## Direction
Look through the listing for the word "true". Copy each line that has it.
--- start of Input for this task ---
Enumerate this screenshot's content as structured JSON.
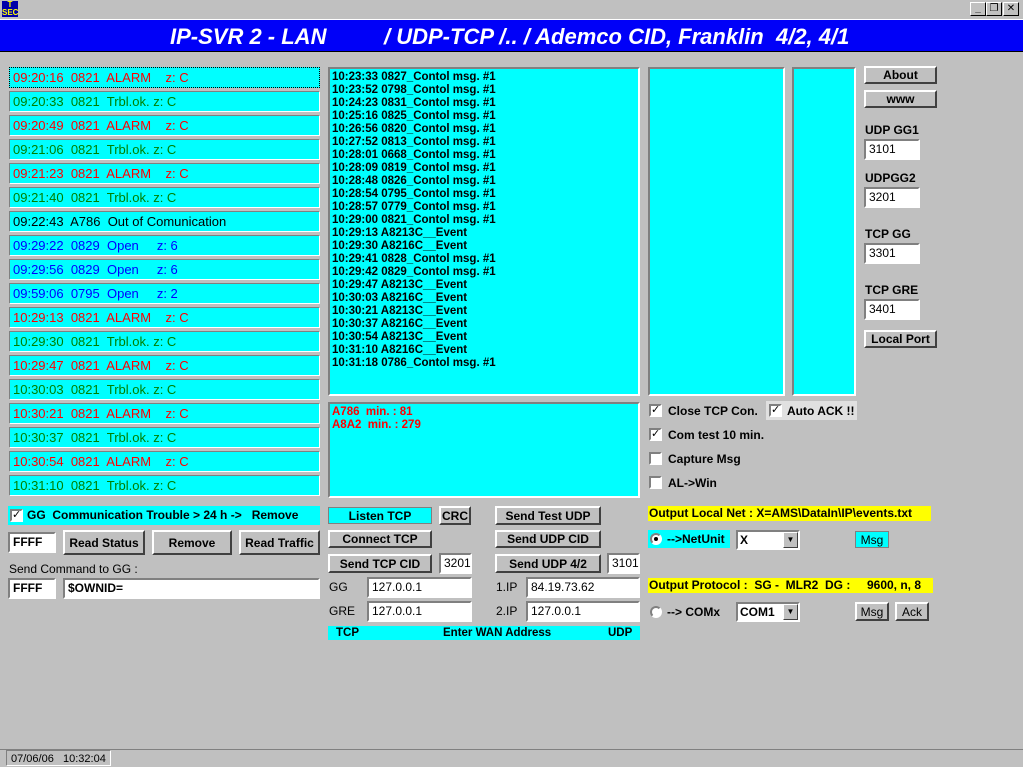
{
  "window": {
    "logo_text": "T\nSEC",
    "minimize": "_",
    "restore": "❐",
    "close": "✕"
  },
  "banner": {
    "left": "IP-SVR 2 - LAN",
    "right": "/ UDP-TCP /.. / Ademco CID, Franklin  4/2, 4/1"
  },
  "alarms": [
    {
      "text": "09:20:16  0821  ALARM    z: C",
      "color": "red",
      "selected": true
    },
    {
      "text": "09:20:33  0821  Trbl.ok. z: C",
      "color": "green"
    },
    {
      "text": "09:20:49  0821  ALARM    z: C",
      "color": "red"
    },
    {
      "text": "09:21:06  0821  Trbl.ok. z: C",
      "color": "green"
    },
    {
      "text": "09:21:23  0821  ALARM    z: C",
      "color": "red"
    },
    {
      "text": "09:21:40  0821  Trbl.ok. z: C",
      "color": "green"
    },
    {
      "text": "09:22:43  A786  Out of Comunication",
      "color": "black"
    },
    {
      "text": "09:29:22  0829  Open     z: 6",
      "color": "blue"
    },
    {
      "text": "09:29:56  0829  Open     z: 6",
      "color": "blue"
    },
    {
      "text": "09:59:06  0795  Open     z: 2",
      "color": "blue"
    },
    {
      "text": "10:29:13  0821  ALARM    z: C",
      "color": "red"
    },
    {
      "text": "10:29:30  0821  Trbl.ok. z: C",
      "color": "green"
    },
    {
      "text": "10:29:47  0821  ALARM    z: C",
      "color": "red"
    },
    {
      "text": "10:30:03  0821  Trbl.ok. z: C",
      "color": "green"
    },
    {
      "text": "10:30:21  0821  ALARM    z: C",
      "color": "red"
    },
    {
      "text": "10:30:37  0821  Trbl.ok. z: C",
      "color": "green"
    },
    {
      "text": "10:30:54  0821  ALARM    z: C",
      "color": "red"
    },
    {
      "text": "10:31:10  0821  Trbl.ok. z: C",
      "color": "green"
    }
  ],
  "log_lines": [
    "10:23:33 0827_Contol msg. #1",
    "10:23:52 0798_Contol msg. #1",
    "10:24:23 0831_Contol msg. #1",
    "10:25:16 0825_Contol msg. #1",
    "10:26:56 0820_Contol msg. #1",
    "10:27:52 0813_Contol msg. #1",
    "10:28:01 0668_Contol msg. #1",
    "10:28:09 0819_Contol msg. #1",
    "10:28:48 0826_Contol msg. #1",
    "10:28:54 0795_Contol msg. #1",
    "10:28:57 0779_Contol msg. #1",
    "10:29:00 0821_Contol msg. #1",
    "10:29:13 A8213C__Event",
    "10:29:30 A8216C__Event",
    "10:29:41 0828_Contol msg. #1",
    "10:29:42 0829_Contol msg. #1",
    "10:29:47 A8213C__Event",
    "10:30:03 A8216C__Event",
    "10:30:21 A8213C__Event",
    "10:30:37 A8216C__Event",
    "10:30:54 A8213C__Event",
    "10:31:10 A8216C__Event",
    "10:31:18 0786_Contol msg. #1"
  ],
  "comm_lines": [
    "A786  min. : 81",
    "A8A2  min. : 279"
  ],
  "right_panel": {
    "about": "About",
    "www": "www",
    "udp_gg1_label": "UDP GG1",
    "udp_gg1_value": "3101",
    "udp_gg2_label": "UDPGG2",
    "udp_gg2_value": "3201",
    "tcp_gg_label": "TCP GG",
    "tcp_gg_value": "3301",
    "tcp_gre_label": "TCP GRE",
    "tcp_gre_value": "3401",
    "local_port": "Local Port"
  },
  "options": {
    "close_tcp": "Close TCP Con.",
    "auto_ack": "Auto ACK !!",
    "com_test": "Com test 10 min.",
    "capture": "Capture Msg",
    "al_win": "AL->Win",
    "close_tcp_checked": true,
    "auto_ack_checked": true,
    "com_test_checked": true,
    "capture_checked": false,
    "al_win_checked": false
  },
  "gg_bar": {
    "checked": true,
    "text": "GG  Communication Trouble > 24 h ->   Remove"
  },
  "commands": {
    "id_value": "FFFF",
    "read_status": "Read Status",
    "remove": "Remove",
    "read_traffic": "Read Traffic",
    "send_label": "Send Command to GG :",
    "send_id": "FFFF",
    "send_cmd": "$OWNID="
  },
  "network": {
    "listen_tcp": "Listen TCP",
    "crc": "CRC",
    "connect_tcp": "Connect TCP",
    "send_tcp_cid": "Send TCP CID",
    "tcp_port": "3201",
    "gg_label": "GG",
    "gg_ip": "127.0.0.1",
    "gre_label": "GRE",
    "gre_ip": "127.0.0.1",
    "send_test_udp": "Send Test UDP",
    "send_udp_cid": "Send UDP CID",
    "send_udp_42": "Send UDP 4/2",
    "udp_port": "3101",
    "ip1_label": "1.IP",
    "ip1": "84.19.73.62",
    "ip2_label": "2.IP",
    "ip2": "127.0.0.1",
    "wan_left": "TCP",
    "wan_center": "Enter WAN Address",
    "wan_right": "UDP"
  },
  "output": {
    "local_net": "Output Local Net : X=AMS\\DataIn\\IP\\events.txt",
    "netunit_label": "-->NetUnit",
    "netunit_value": "X",
    "msg1": "Msg",
    "protocol": "Output Protocol :  SG -  MLR2  DG :     9600, n, 8",
    "comx_label": "--> COMx",
    "comx_value": "COM1",
    "msg2": "Msg",
    "ack": "Ack"
  },
  "status": {
    "date": "07/06/06",
    "time": "10:32:04"
  },
  "colors": {
    "cyan": "#00ffff",
    "banner": "#0000f8",
    "yellow": "#ffff00",
    "red": "#ff0000",
    "green": "#008000",
    "blue": "#0000ff"
  }
}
--- end of Input for this task ---
## Reply
      "selected": true
    "close_tcp_checked": true,
    "auto_ack_checked": true,
    "com_test_checked": true,
    "checked": true,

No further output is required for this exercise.